#### AVAILABLE DATA

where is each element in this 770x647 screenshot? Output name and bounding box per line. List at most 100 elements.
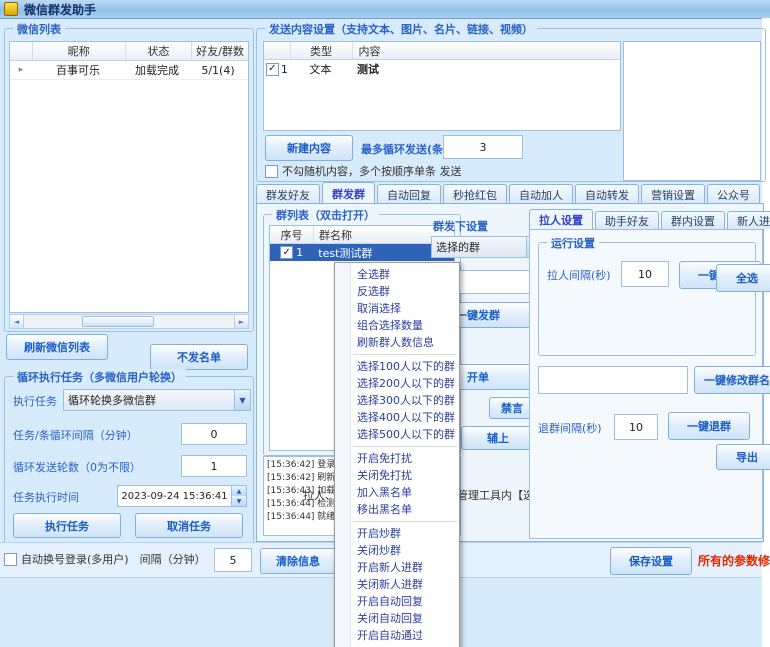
- save-warning-text: 所有的参数修改需要保存: [698, 552, 770, 569]
- wechat-list-hscrollbar[interactable]: ◄ ►: [9, 314, 249, 329]
- task-panel: 循环执行任务（多微信用户轮换） 执行任务 循环轮换多微信群 ▼ 任务/条循环间隔…: [4, 376, 254, 544]
- chevron-down-icon[interactable]: ▼: [234, 390, 250, 410]
- menu-item[interactable]: 刷新群人数信息: [335, 334, 459, 351]
- time-spinner[interactable]: ▲▼: [231, 486, 246, 506]
- content-row-checkbox[interactable]: ✓: [266, 63, 279, 76]
- content-row[interactable]: ✓ 1 文本 测试: [264, 60, 620, 78]
- no-send-list-button[interactable]: 不发名单: [150, 344, 248, 370]
- auto-login-checkbox[interactable]: [4, 553, 17, 566]
- save-settings-button[interactable]: 保存设置: [610, 547, 692, 575]
- menu-item[interactable]: 选择200人以下的群: [335, 375, 459, 392]
- task-rounds-input[interactable]: 1: [181, 455, 247, 477]
- menu-item[interactable]: 关闭自动回复: [335, 610, 459, 627]
- tab-newcomer[interactable]: 新人进群: [727, 211, 770, 229]
- menu-separator: [353, 446, 457, 447]
- menu-item[interactable]: 加入黑名单: [335, 484, 459, 501]
- menu-item[interactable]: 开启自动回复: [335, 593, 459, 610]
- titlebar[interactable]: 微信群发助手: [0, 0, 770, 19]
- send-target-dropdown[interactable]: 选择的群 ▼: [431, 236, 543, 258]
- menu-item[interactable]: 开启自动通过: [335, 627, 459, 644]
- menu-item[interactable]: 关闭新人进群: [335, 576, 459, 593]
- menu-separator: [353, 521, 457, 522]
- auto-login-option[interactable]: 自动换号登录(多用户) 间隔（分钟）: [4, 551, 206, 567]
- export-button[interactable]: 导出: [716, 444, 770, 470]
- menu-item[interactable]: 开启免打扰: [335, 450, 459, 467]
- wechat-list-table[interactable]: 昵称 状态 好友/群数 ▸ 百事可乐 加载完成 5/1(4): [9, 41, 249, 313]
- menu-item[interactable]: 全选群: [335, 266, 459, 283]
- tab-send-groups[interactable]: 群发群: [322, 182, 375, 204]
- tab-auto-add[interactable]: 自动加人: [509, 184, 573, 204]
- group-list-title: 群列表（双击打开）: [272, 207, 379, 223]
- menu-item[interactable]: 反选群: [335, 283, 459, 300]
- group-row-index: 1: [296, 246, 303, 259]
- group-context-menu: 全选群 反选群 取消选择 组合选择数量 刷新群人数信息 选择100人以下的群 选…: [334, 262, 460, 647]
- cancel-task-button[interactable]: 取消任务: [135, 513, 243, 538]
- content-table[interactable]: 类型 内容 ✓ 1 文本 测试: [263, 41, 621, 131]
- send-target-value: 选择的群: [436, 239, 526, 255]
- random-content-checkbox[interactable]: [265, 165, 278, 178]
- start-task-button[interactable]: 执行任务: [13, 513, 121, 538]
- tab-auto-forward[interactable]: 自动转发: [575, 184, 639, 204]
- rename-group-button[interactable]: 一键修改群名: [694, 366, 770, 394]
- menu-item[interactable]: 选择400人以下的群: [335, 409, 459, 426]
- task-rounds-label: 循环发送轮数（0为不限）: [13, 459, 141, 475]
- task-interval-input[interactable]: 0: [181, 423, 247, 445]
- menu-item[interactable]: 移出黑名单: [335, 501, 459, 518]
- refresh-wechat-list-button[interactable]: 刷新微信列表: [6, 334, 108, 360]
- wechat-row-nick: 百事可乐: [32, 62, 124, 78]
- tab-official-account[interactable]: 公众号: [707, 184, 760, 204]
- rename-input[interactable]: [538, 366, 688, 394]
- wechat-col-status: 状态: [126, 42, 193, 60]
- spinner-down-icon[interactable]: ▼: [232, 496, 246, 506]
- tab-marketing-settings[interactable]: 营销设置: [641, 184, 705, 204]
- tab-auto-reply[interactable]: 自动回复: [377, 184, 441, 204]
- tab-send-friends[interactable]: 群发好友: [256, 184, 320, 204]
- quit-group-button[interactable]: 一键退群: [668, 412, 750, 440]
- menu-item[interactable]: 关闭免打扰: [335, 467, 459, 484]
- wechat-row-counts: 5/1(4): [190, 64, 246, 77]
- scroll-right-icon[interactable]: ►: [234, 315, 248, 328]
- pull-interval-input[interactable]: 10: [621, 261, 669, 287]
- loop-send-label: 最多循环发送(条): [361, 141, 448, 157]
- auto-login-interval-input[interactable]: 5: [214, 548, 252, 572]
- clear-log-button[interactable]: 清除信息: [260, 548, 336, 574]
- content-row-content: 测试: [351, 61, 620, 77]
- tab-group-settings[interactable]: 群内设置: [661, 211, 725, 229]
- tab-pull-settings[interactable]: 拉人设置: [529, 209, 593, 229]
- quit-interval-input[interactable]: 10: [614, 414, 658, 440]
- assist-top-button[interactable]: 辅上: [461, 426, 535, 450]
- new-content-button[interactable]: 新建内容: [265, 135, 353, 161]
- random-content-option[interactable]: 不勾随机内容，多个按顺序单条 发送: [265, 163, 462, 179]
- scroll-left-icon[interactable]: ◄: [10, 315, 24, 328]
- menu-item[interactable]: 组合选择数量: [335, 317, 459, 334]
- content-col-content: 内容: [353, 42, 620, 59]
- tab-grab-redpacket[interactable]: 秒抢红包: [443, 184, 507, 204]
- menu-item[interactable]: 取消选择: [335, 300, 459, 317]
- window-title: 微信群发助手: [24, 1, 96, 18]
- menu-item[interactable]: 关闭炒群: [335, 542, 459, 559]
- menu-separator: [353, 354, 457, 355]
- loop-send-input[interactable]: 3: [443, 135, 523, 159]
- group-row[interactable]: ✓ 1 test测试群: [270, 244, 454, 261]
- menu-item[interactable]: 选择500人以下的群: [335, 426, 459, 443]
- wechat-row-marker: ▸: [10, 65, 32, 75]
- select-all-button[interactable]: 全选: [716, 264, 770, 292]
- spinner-up-icon[interactable]: ▲: [232, 486, 246, 496]
- exec-task-dropdown[interactable]: 循环轮换多微信群 ▼: [63, 389, 251, 411]
- task-time-value: 2023-09-24 15:36:41: [118, 491, 231, 502]
- group-col-index: 序号: [270, 226, 314, 243]
- tab-assist-friends[interactable]: 助手好友: [595, 211, 659, 229]
- wechat-row[interactable]: ▸ 百事可乐 加载完成 5/1(4): [10, 61, 248, 80]
- right-tab-strip: 拉人设置 助手好友 群内设置 新人进群 踢人: [529, 210, 770, 229]
- wechat-row-status: 加载完成: [124, 62, 190, 78]
- menu-item[interactable]: 选择300人以下的群: [335, 392, 459, 409]
- scroll-thumb[interactable]: [82, 316, 154, 327]
- menu-item[interactable]: 选择100人以下的群: [335, 358, 459, 375]
- menu-item[interactable]: 开启炒群: [335, 525, 459, 542]
- wechat-col-nick: 昵称: [33, 42, 126, 60]
- task-time-picker[interactable]: 2023-09-24 15:36:41 ▲▼: [117, 485, 247, 507]
- group-row-checkbox[interactable]: ✓: [280, 246, 293, 259]
- main-tab-strip: 群发好友 群发群 自动回复 秒抢红包 自动加人 自动转发 营销设置 公众号: [256, 183, 762, 204]
- menu-item[interactable]: 开启新人进群: [335, 559, 459, 576]
- content-panel-title: 发送内容设置（支持文本、图片、名片、链接、视频）: [265, 21, 537, 37]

########

EXERCISE TASK:
Rewrite every line of the listing above, changing each "menu-item" to "context-menu-entry" and leaving everything else as it is. Leave out the pictures.

EXPECTED OUTPUT:
where is each element in this 770x647 screenshot? Output name and bounding box per line. List at most 100 elements.
- save-warning-text: 所有的参数修改需要保存: [698, 552, 770, 569]
- wechat-list-hscrollbar[interactable]: ◄ ►: [9, 314, 249, 329]
- task-panel: 循环执行任务（多微信用户轮换） 执行任务 循环轮换多微信群 ▼ 任务/条循环间隔…: [4, 376, 254, 544]
- chevron-down-icon[interactable]: ▼: [234, 390, 250, 410]
- context-menu-entry[interactable]: 刷新群人数信息: [335, 334, 459, 351]
- time-spinner[interactable]: ▲▼: [231, 486, 246, 506]
- content-row-checkbox[interactable]: ✓: [266, 63, 279, 76]
- content-row[interactable]: ✓ 1 文本 测试: [264, 60, 620, 78]
- no-send-list-button[interactable]: 不发名单: [150, 344, 248, 370]
- auto-login-checkbox[interactable]: [4, 553, 17, 566]
- save-settings-button[interactable]: 保存设置: [610, 547, 692, 575]
- context-menu-entry[interactable]: 选择200人以下的群: [335, 375, 459, 392]
- task-rounds-input[interactable]: 1: [181, 455, 247, 477]
- context-menu-entry[interactable]: 关闭自动回复: [335, 610, 459, 627]
- tab-newcomer[interactable]: 新人进群: [727, 211, 770, 229]
- menu-separator: [353, 446, 457, 447]
- context-menu-entry[interactable]: 加入黑名单: [335, 484, 459, 501]
- context-menu-entry[interactable]: 开启自动回复: [335, 593, 459, 610]
- titlebar[interactable]: 微信群发助手: [0, 0, 770, 19]
- send-target-dropdown[interactable]: 选择的群 ▼: [431, 236, 543, 258]
- context-menu-entry[interactable]: 开启自动通过: [335, 627, 459, 644]
- context-menu-entry[interactable]: 关闭新人进群: [335, 576, 459, 593]
- menu-separator: [353, 521, 457, 522]
- auto-login-option[interactable]: 自动换号登录(多用户) 间隔（分钟）: [4, 551, 206, 567]
- export-button[interactable]: 导出: [716, 444, 770, 470]
- context-menu-entry[interactable]: 开启免打扰: [335, 450, 459, 467]
- wechat-list-table[interactable]: 昵称 状态 好友/群数 ▸ 百事可乐 加载完成 5/1(4): [9, 41, 249, 313]
- context-menu-entry[interactable]: 全选群: [335, 266, 459, 283]
- tab-send-groups[interactable]: 群发群: [322, 182, 375, 204]
- tab-auto-add[interactable]: 自动加人: [509, 184, 573, 204]
- group-list-title: 群列表（双击打开）: [272, 207, 379, 223]
- context-menu-entry[interactable]: 反选群: [335, 283, 459, 300]
- group-row-index: 1: [296, 246, 303, 259]
- group-context-menu: 全选群 反选群 取消选择 组合选择数量 刷新群人数信息 选择100人以下的群 选…: [334, 262, 460, 647]
- cancel-task-button[interactable]: 取消任务: [135, 513, 243, 538]
- content-table[interactable]: 类型 内容 ✓ 1 文本 测试: [263, 41, 621, 131]
- send-target-value: 选择的群: [436, 239, 526, 255]
- random-content-checkbox[interactable]: [265, 165, 278, 178]
- start-task-button[interactable]: 执行任务: [13, 513, 121, 538]
- tab-auto-forward[interactable]: 自动转发: [575, 184, 639, 204]
- rename-group-button[interactable]: 一键修改群名: [694, 366, 770, 394]
- context-menu-entry[interactable]: 选择400人以下的群: [335, 409, 459, 426]
- task-rounds-label: 循环发送轮数（0为不限）: [13, 459, 141, 475]
- task-interval-input[interactable]: 0: [181, 423, 247, 445]
- context-menu-entry[interactable]: 移出黑名单: [335, 501, 459, 518]
- refresh-wechat-list-button[interactable]: 刷新微信列表: [6, 334, 108, 360]
- wechat-row-nick: 百事可乐: [32, 62, 124, 78]
- tab-official-account[interactable]: 公众号: [707, 184, 760, 204]
- rename-input[interactable]: [538, 366, 688, 394]
- wechat-col-status: 状态: [126, 42, 193, 60]
- spinner-down-icon[interactable]: ▼: [232, 496, 246, 506]
- tab-marketing-settings[interactable]: 营销设置: [641, 184, 705, 204]
- tab-auto-reply[interactable]: 自动回复: [377, 184, 441, 204]
- tab-send-friends[interactable]: 群发好友: [256, 184, 320, 204]
- quit-group-button[interactable]: 一键退群: [668, 412, 750, 440]
- context-menu-entry[interactable]: 关闭免打扰: [335, 467, 459, 484]
- wechat-row-counts: 5/1(4): [190, 64, 246, 77]
- scroll-right-icon[interactable]: ►: [234, 315, 248, 328]
- pull-interval-input[interactable]: 10: [621, 261, 669, 287]
- loop-send-label: 最多循环发送(条): [361, 141, 448, 157]
- auto-login-interval-input[interactable]: 5: [214, 548, 252, 572]
- clear-log-button[interactable]: 清除信息: [260, 548, 336, 574]
- content-row-content: 测试: [351, 61, 620, 77]
- tab-group-settings[interactable]: 群内设置: [661, 211, 725, 229]
- tab-pull-settings[interactable]: 拉人设置: [529, 209, 593, 229]
- quit-interval-input[interactable]: 10: [614, 414, 658, 440]
- assist-top-button[interactable]: 辅上: [461, 426, 535, 450]
- new-content-button[interactable]: 新建内容: [265, 135, 353, 161]
- random-content-option[interactable]: 不勾随机内容，多个按顺序单条 发送: [265, 163, 462, 179]
- scroll-left-icon[interactable]: ◄: [10, 315, 24, 328]
- context-menu-entry[interactable]: 组合选择数量: [335, 317, 459, 334]
- content-col-content: 内容: [353, 42, 620, 59]
- tab-grab-redpacket[interactable]: 秒抢红包: [443, 184, 507, 204]
- context-menu-entry[interactable]: 取消选择: [335, 300, 459, 317]
- window-title: 微信群发助手: [24, 1, 96, 18]
- context-menu-entry[interactable]: 关闭炒群: [335, 542, 459, 559]
- menu-separator: [353, 354, 457, 355]
- loop-send-input[interactable]: 3: [443, 135, 523, 159]
- group-row[interactable]: ✓ 1 test测试群: [270, 244, 454, 261]
- context-menu-entry[interactable]: 选择500人以下的群: [335, 426, 459, 443]
- wechat-row-marker: ▸: [10, 65, 32, 75]
- select-all-button[interactable]: 全选: [716, 264, 770, 292]
- spinner-up-icon[interactable]: ▲: [232, 486, 246, 496]
- exec-task-dropdown[interactable]: 循环轮换多微信群 ▼: [63, 389, 251, 411]
- task-time-value: 2023-09-24 15:36:41: [118, 491, 231, 502]
- group-col-index: 序号: [270, 226, 314, 243]
- tab-assist-friends[interactable]: 助手好友: [595, 211, 659, 229]
- wechat-row[interactable]: ▸ 百事可乐 加载完成 5/1(4): [10, 61, 248, 80]
- right-tab-strip: 拉人设置 助手好友 群内设置 新人进群 踢人: [529, 210, 770, 229]
- wechat-row-status: 加载完成: [124, 62, 190, 78]
- context-menu-entry[interactable]: 选择300人以下的群: [335, 392, 459, 409]
- scroll-thumb[interactable]: [82, 316, 154, 327]
- context-menu-entry[interactable]: 选择100人以下的群: [335, 358, 459, 375]
- context-menu-entry[interactable]: 开启炒群: [335, 525, 459, 542]
- wechat-col-nick: 昵称: [33, 42, 126, 60]
- task-time-picker[interactable]: 2023-09-24 15:36:41 ▲▼: [117, 485, 247, 507]
- group-row-checkbox[interactable]: ✓: [280, 246, 293, 259]
- main-tab-strip: 群发好友 群发群 自动回复 秒抢红包 自动加人 自动转发 营销设置 公众号: [256, 183, 762, 204]
- context-menu-entry[interactable]: 开启新人进群: [335, 559, 459, 576]
- content-panel-title: 发送内容设置（支持文本、图片、名片、链接、视频）: [265, 21, 537, 37]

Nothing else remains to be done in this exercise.